## TO BE DONE
Gather from the material every line that contains the string "России".
-- START OF SOURCE DATA --
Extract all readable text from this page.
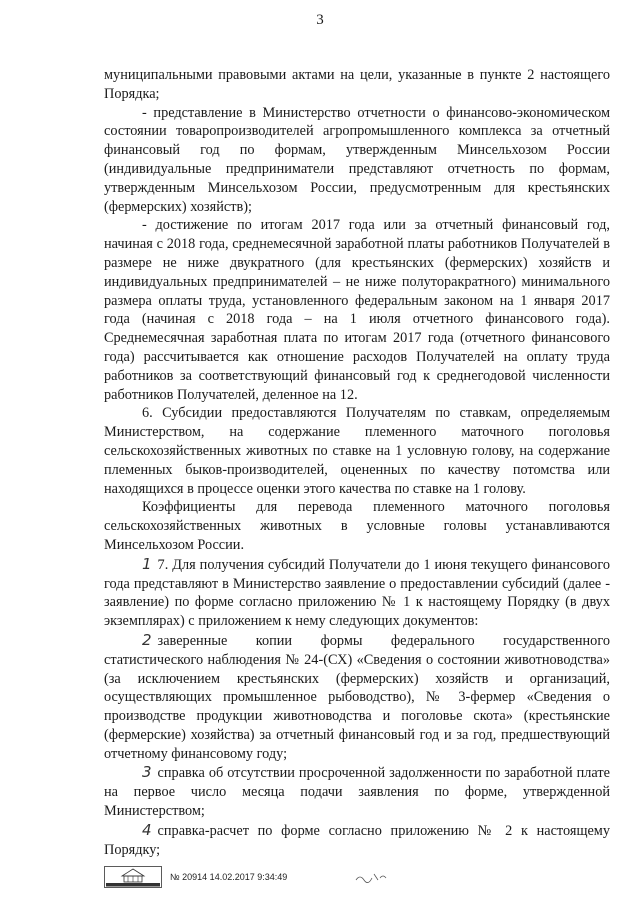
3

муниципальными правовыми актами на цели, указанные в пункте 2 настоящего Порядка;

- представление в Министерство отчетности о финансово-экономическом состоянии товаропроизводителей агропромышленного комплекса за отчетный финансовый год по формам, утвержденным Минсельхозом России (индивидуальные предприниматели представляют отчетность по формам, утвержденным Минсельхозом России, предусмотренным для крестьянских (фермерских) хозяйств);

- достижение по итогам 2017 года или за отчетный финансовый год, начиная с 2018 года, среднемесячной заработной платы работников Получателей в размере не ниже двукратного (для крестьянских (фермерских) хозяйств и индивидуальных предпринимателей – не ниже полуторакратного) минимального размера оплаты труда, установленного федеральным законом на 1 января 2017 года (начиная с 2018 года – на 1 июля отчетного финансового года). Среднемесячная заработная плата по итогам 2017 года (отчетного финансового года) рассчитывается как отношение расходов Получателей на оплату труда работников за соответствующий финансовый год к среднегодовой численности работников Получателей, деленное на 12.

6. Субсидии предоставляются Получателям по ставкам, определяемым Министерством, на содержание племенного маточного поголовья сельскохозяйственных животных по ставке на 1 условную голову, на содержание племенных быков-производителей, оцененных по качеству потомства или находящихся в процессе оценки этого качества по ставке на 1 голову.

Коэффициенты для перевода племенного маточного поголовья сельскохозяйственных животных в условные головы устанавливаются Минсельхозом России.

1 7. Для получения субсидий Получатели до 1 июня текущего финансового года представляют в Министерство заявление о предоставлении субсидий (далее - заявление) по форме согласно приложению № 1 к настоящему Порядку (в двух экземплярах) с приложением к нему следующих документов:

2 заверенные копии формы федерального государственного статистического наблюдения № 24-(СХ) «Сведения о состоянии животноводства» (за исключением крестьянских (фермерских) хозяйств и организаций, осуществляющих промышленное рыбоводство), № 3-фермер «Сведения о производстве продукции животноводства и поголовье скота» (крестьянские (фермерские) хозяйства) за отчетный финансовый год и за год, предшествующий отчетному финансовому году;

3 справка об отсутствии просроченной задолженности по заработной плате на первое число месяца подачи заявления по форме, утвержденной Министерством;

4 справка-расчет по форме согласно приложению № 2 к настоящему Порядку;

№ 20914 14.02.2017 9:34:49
-- END OF SOURCE DATA --
-- START OF SOURCE DATA --
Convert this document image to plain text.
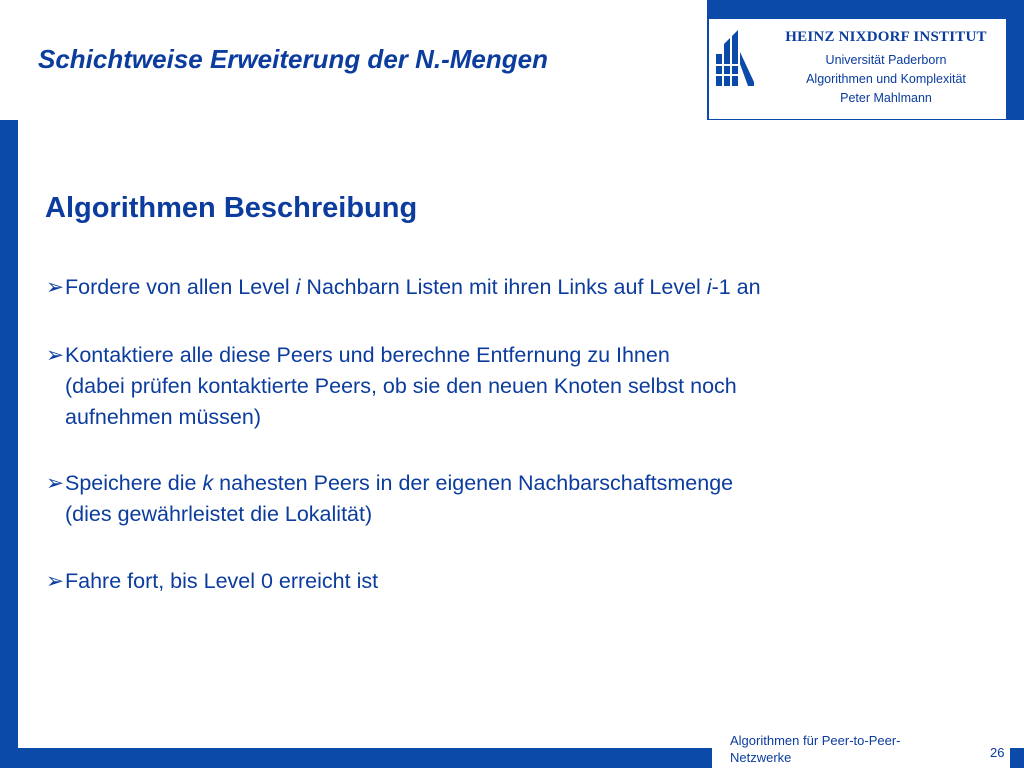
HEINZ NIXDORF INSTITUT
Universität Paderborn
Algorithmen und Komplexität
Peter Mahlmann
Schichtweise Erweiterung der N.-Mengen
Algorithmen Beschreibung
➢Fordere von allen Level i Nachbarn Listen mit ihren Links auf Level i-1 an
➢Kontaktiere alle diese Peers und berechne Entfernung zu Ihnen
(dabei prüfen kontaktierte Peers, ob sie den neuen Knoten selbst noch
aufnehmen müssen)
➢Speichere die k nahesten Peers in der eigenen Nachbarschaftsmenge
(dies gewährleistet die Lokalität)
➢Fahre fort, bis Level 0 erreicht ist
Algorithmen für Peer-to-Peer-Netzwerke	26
-- END OF SOURCE DATA --
## RESPONSE
- представление в Министерство отчетности о финансово-экономическом состоянии товаропроизводителей агропромышленного комплекса за отчетный финансовый год по формам, утвержденным Минсельхозом России (индивидуальные предприниматели представляют отчетность по формам, утвержденным Минсельхозом России, предусмотренным для крестьянских (фермерских) хозяйств);
Коэффициенты для перевода племенного маточного поголовья сельскохозяйственных животных в условные головы устанавливаются Минсельхозом России.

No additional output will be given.